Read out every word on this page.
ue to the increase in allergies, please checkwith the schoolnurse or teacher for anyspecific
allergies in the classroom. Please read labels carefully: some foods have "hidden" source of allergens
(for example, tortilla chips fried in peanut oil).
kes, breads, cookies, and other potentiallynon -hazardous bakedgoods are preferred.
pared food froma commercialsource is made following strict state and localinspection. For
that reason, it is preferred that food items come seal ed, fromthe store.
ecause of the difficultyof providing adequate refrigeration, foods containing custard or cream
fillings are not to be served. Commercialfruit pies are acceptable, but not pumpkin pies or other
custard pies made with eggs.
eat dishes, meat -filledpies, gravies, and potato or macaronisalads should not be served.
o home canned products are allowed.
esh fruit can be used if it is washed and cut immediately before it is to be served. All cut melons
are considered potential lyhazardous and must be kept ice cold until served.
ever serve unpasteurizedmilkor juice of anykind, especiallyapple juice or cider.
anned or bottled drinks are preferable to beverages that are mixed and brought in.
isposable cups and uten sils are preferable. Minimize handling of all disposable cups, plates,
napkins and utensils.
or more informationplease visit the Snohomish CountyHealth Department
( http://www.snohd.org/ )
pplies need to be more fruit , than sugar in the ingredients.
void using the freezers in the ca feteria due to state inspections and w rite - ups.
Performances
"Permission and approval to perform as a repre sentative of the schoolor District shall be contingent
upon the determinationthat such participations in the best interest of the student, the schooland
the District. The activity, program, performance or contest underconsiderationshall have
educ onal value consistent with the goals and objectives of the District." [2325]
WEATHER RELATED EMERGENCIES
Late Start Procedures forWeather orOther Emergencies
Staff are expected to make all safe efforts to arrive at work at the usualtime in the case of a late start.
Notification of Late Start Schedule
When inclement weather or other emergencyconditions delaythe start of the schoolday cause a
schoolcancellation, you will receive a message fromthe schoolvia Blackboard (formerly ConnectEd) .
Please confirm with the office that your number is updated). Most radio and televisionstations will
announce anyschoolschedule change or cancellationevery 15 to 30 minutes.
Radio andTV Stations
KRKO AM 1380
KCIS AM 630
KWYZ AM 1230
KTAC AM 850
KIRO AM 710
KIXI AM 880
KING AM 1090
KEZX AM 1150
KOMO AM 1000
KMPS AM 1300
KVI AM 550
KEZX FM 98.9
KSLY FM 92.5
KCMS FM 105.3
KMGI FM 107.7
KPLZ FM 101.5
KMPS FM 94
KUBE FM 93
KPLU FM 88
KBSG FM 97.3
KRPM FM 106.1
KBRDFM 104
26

§ §

| EXERCISE REQUIREMENTS |
Your task is to repeat the data exactly; please include every line.

| SOLUTION TO THIS EXERCISE |
Read out every word on this page.
ue to the increase in allergies, please checkwith the schoolnurse or teacher for anyspecific
allergies in the classroom. Please read labels carefully: some foods have "hidden" source of allergens
(for example, tortilla chips fried in peanut oil).
kes, breads, cookies, and other potentiallynon -hazardous bakedgoods are preferred.
pared food froma commercialsource is made following strict state and localinspection. For
that reason, it is preferred that food items come seal ed, fromthe store.
ecause of the difficultyof providing adequate refrigeration, foods containing custard or cream
fillings are not to be served. Commercialfruit pies are acceptable, but not pumpkin pies or other
custard pies made with eggs.
eat dishes, meat -filledpies, gravies, and potato or macaronisalads should not be served.
o home canned products are allowed.
esh fruit can be used if it is washed and cut immediately before it is to be served. All cut melons
are considered potential lyhazardous and must be kept ice cold until served.
ever serve unpasteurizedmilkor juice of anykind, especiallyapple juice or cider.
anned or bottled drinks are preferable to beverages that are mixed and brought in.
isposable cups and uten sils are preferable. Minimize handling of all disposable cups, plates,
napkins and utensils.
or more informationplease visit the Snohomish CountyHealth Department
( http://www.snohd.org/ )
pplies need to be more fruit , than sugar in the ingredients.
void using the freezers in the ca feteria due to state inspections and w rite - ups.
Performances
"Permission and approval to perform as a repre sentative of the schoolor District shall be contingent
upon the determinationthat such participations in the best interest of the student, the schooland
the District. The activity, program, performance or contest underconsiderationshall have
educ onal value consistent with the goals and objectives of the District." [2325]
WEATHER RELATED EMERGENCIES
Late Start Procedures forWeather orOther Emergencies
Staff are expected to make all safe efforts to arrive at work at the usualtime in the case of a late start.
Notification of Late Start Schedule
When inclement weather or other emergencyconditions delaythe start of the schoolday cause a
schoolcancellation, you will receive a message fromthe schoolvia Blackboard (formerly ConnectEd) .
Please confirm with the office that your number is updated). Most radio and televisionstations will
announce anyschoolschedule change or cancellationevery 15 to 30 minutes.
Radio andTV Stations
KRKO AM 1380
KCIS AM 630
KWYZ AM 1230
KTAC AM 850
KIRO AM 710
KIXI AM 880
KING AM 1090
KEZX AM 1150
KOMO AM 1000
KMPS AM 1300
KVI AM 550
KEZX FM 98.9
KSLY FM 92.5
KCMS FM 105.3
KMGI FM 107.7
KPLZ FM 101.5
KMPS FM 94
KUBE FM 93
KPLU FM 88
KBSG FM 97.3
KRPM FM 106.1
KBRDFM 104
26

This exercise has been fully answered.